── MATERIAL SHOWN ──

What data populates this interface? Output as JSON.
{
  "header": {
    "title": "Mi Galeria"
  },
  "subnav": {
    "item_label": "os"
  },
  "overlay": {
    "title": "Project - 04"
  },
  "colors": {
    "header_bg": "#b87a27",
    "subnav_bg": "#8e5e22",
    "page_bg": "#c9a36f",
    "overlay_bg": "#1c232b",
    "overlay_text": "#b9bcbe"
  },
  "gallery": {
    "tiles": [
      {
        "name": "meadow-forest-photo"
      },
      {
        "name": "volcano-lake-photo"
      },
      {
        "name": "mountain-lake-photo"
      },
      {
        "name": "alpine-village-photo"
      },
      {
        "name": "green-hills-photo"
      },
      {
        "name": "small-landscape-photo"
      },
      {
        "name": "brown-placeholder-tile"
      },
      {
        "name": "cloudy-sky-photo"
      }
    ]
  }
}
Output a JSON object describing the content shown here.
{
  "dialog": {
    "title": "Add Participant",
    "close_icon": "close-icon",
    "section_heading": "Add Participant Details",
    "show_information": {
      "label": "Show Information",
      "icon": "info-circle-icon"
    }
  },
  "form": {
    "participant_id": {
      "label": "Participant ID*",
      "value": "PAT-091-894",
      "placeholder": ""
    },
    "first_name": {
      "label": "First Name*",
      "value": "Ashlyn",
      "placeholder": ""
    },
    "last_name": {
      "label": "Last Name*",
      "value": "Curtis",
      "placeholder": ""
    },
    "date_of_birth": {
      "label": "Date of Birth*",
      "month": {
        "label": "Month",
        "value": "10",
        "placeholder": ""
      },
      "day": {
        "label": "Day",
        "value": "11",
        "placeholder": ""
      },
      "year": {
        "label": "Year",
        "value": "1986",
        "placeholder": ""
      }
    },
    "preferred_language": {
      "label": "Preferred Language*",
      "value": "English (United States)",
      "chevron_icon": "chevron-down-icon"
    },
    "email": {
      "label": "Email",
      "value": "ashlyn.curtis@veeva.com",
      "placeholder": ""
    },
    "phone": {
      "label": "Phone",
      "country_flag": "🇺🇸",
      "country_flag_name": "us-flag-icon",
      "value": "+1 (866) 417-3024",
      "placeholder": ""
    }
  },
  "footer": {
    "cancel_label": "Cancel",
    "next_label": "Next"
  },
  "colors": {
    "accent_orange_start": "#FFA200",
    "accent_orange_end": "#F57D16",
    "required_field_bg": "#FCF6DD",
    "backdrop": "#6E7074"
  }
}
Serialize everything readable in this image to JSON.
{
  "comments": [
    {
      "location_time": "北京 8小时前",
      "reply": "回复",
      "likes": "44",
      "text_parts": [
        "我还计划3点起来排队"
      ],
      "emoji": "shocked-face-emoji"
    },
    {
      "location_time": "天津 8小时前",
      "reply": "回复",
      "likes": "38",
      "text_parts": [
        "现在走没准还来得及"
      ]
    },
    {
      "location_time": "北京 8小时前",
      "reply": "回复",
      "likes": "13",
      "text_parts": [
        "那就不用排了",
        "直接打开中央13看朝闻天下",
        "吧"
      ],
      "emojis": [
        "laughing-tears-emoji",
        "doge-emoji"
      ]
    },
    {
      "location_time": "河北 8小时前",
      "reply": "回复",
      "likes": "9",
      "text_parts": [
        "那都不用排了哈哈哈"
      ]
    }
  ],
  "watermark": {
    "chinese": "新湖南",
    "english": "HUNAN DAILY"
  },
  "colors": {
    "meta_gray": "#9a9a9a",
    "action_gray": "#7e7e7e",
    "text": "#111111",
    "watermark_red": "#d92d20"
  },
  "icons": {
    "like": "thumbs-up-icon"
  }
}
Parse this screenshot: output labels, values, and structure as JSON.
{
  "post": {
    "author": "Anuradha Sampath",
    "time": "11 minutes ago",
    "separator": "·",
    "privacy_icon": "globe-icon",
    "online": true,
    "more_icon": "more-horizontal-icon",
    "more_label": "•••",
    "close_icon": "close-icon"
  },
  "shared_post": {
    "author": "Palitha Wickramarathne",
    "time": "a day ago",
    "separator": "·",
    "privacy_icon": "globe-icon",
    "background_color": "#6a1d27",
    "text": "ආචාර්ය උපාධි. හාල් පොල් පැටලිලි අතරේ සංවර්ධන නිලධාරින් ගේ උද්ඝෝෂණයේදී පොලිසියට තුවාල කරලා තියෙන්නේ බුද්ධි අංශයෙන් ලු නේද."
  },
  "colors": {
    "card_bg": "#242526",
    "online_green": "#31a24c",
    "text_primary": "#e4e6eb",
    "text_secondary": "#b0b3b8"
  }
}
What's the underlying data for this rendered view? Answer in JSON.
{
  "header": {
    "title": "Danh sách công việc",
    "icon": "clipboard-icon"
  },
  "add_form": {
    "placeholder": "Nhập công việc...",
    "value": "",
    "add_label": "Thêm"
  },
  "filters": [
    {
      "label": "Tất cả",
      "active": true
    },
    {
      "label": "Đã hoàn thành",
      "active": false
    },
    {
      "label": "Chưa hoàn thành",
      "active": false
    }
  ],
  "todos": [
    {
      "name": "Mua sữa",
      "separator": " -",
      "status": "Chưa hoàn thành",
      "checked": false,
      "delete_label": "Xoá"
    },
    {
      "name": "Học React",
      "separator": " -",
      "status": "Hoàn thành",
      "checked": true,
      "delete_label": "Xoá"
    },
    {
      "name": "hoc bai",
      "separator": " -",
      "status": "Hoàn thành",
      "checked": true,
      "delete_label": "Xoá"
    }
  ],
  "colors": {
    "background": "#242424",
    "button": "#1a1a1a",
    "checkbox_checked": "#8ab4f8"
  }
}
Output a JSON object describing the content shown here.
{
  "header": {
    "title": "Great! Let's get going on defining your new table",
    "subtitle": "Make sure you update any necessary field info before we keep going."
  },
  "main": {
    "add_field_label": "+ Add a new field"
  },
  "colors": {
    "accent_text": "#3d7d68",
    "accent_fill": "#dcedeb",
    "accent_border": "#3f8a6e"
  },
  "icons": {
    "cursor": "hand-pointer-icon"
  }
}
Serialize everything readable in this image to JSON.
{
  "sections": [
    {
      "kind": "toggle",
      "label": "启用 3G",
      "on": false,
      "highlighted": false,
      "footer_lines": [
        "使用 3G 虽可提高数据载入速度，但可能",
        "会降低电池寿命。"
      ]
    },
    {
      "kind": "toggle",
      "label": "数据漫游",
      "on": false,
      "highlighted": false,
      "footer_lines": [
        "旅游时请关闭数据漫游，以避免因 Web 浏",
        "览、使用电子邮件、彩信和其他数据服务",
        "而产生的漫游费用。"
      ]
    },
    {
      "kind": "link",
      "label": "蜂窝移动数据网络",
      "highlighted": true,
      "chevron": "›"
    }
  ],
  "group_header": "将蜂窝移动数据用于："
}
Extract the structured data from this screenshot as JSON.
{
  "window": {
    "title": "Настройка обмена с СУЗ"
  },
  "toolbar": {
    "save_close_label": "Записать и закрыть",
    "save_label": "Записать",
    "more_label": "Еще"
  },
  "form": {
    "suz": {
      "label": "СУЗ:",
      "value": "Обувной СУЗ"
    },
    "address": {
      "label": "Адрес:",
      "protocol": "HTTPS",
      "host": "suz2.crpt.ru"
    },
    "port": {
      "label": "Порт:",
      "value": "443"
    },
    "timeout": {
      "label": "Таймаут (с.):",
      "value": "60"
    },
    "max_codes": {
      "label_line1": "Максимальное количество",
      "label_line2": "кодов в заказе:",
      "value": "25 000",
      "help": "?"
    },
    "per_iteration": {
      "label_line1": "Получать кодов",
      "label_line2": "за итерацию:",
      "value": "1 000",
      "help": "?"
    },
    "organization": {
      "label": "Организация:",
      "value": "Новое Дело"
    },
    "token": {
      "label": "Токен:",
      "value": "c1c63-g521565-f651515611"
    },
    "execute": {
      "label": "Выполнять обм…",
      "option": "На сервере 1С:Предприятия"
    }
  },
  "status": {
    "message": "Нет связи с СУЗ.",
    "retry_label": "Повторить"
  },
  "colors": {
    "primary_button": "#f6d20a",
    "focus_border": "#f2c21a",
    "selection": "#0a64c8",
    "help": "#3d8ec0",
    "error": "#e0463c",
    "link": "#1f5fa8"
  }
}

───

TO DO: Report all lines of the material that contain the word "Записать".

FULL OUTPUT:
    "save_close_label": "Записать и закрыть",
    "save_label": "Записать",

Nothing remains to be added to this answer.